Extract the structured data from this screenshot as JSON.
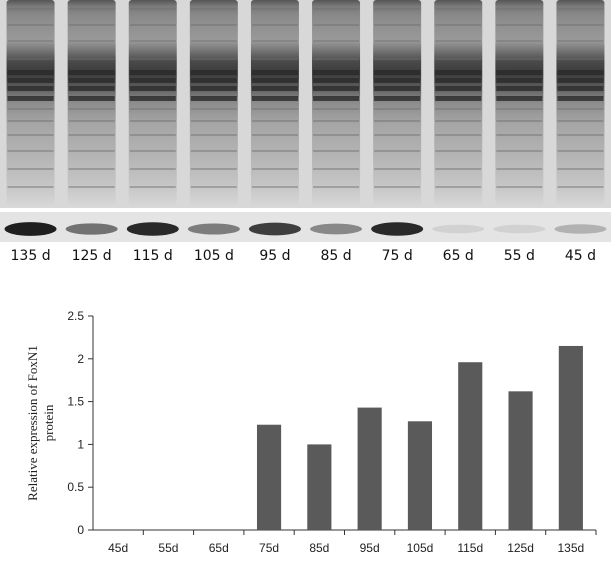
{
  "gel": {
    "lanes": [
      "135 d",
      "125 d",
      "115 d",
      "105 d",
      "95 d",
      "85 d",
      "75 d",
      "65 d",
      "55 d",
      "45 d"
    ],
    "band_intensity": [
      0.95,
      0.55,
      0.9,
      0.5,
      0.8,
      0.45,
      0.9,
      0.1,
      0.1,
      0.25
    ]
  },
  "chart_data": {
    "type": "bar",
    "categories": [
      "45d",
      "55d",
      "65d",
      "75d",
      "85d",
      "95d",
      "105d",
      "115d",
      "125d",
      "135d"
    ],
    "values": [
      0,
      0,
      0,
      1.23,
      1.0,
      1.43,
      1.27,
      1.96,
      1.62,
      2.15
    ],
    "ylabel_line1": "Relative expression of FoxN1",
    "ylabel_line2": "protein",
    "ylim": [
      0,
      2.5
    ],
    "yticks": [
      "0",
      "0.5",
      "1",
      "1.5",
      "2",
      "2.5"
    ],
    "bar_color": "#5a5a5a",
    "grid": false
  }
}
^^^^
__Task description__. From the first record to the last, restate everything exactly but omit the pictures.

__Answer section__.
Extract the structured data from this screenshot as JSON.
{
  "gel": {
    "lanes": [
      "135 d",
      "125 d",
      "115 d",
      "105 d",
      "95 d",
      "85 d",
      "75 d",
      "65 d",
      "55 d",
      "45 d"
    ],
    "band_intensity": [
      0.95,
      0.55,
      0.9,
      0.5,
      0.8,
      0.45,
      0.9,
      0.1,
      0.1,
      0.25
    ]
  },
  "chart_data": {
    "type": "bar",
    "categories": [
      "45d",
      "55d",
      "65d",
      "75d",
      "85d",
      "95d",
      "105d",
      "115d",
      "125d",
      "135d"
    ],
    "values": [
      0,
      0,
      0,
      1.23,
      1.0,
      1.43,
      1.27,
      1.96,
      1.62,
      2.15
    ],
    "ylabel_line1": "Relative expression of FoxN1",
    "ylabel_line2": "protein",
    "ylim": [
      0,
      2.5
    ],
    "yticks": [
      "0",
      "0.5",
      "1",
      "1.5",
      "2",
      "2.5"
    ],
    "bar_color": "#5a5a5a",
    "grid": false
  }
}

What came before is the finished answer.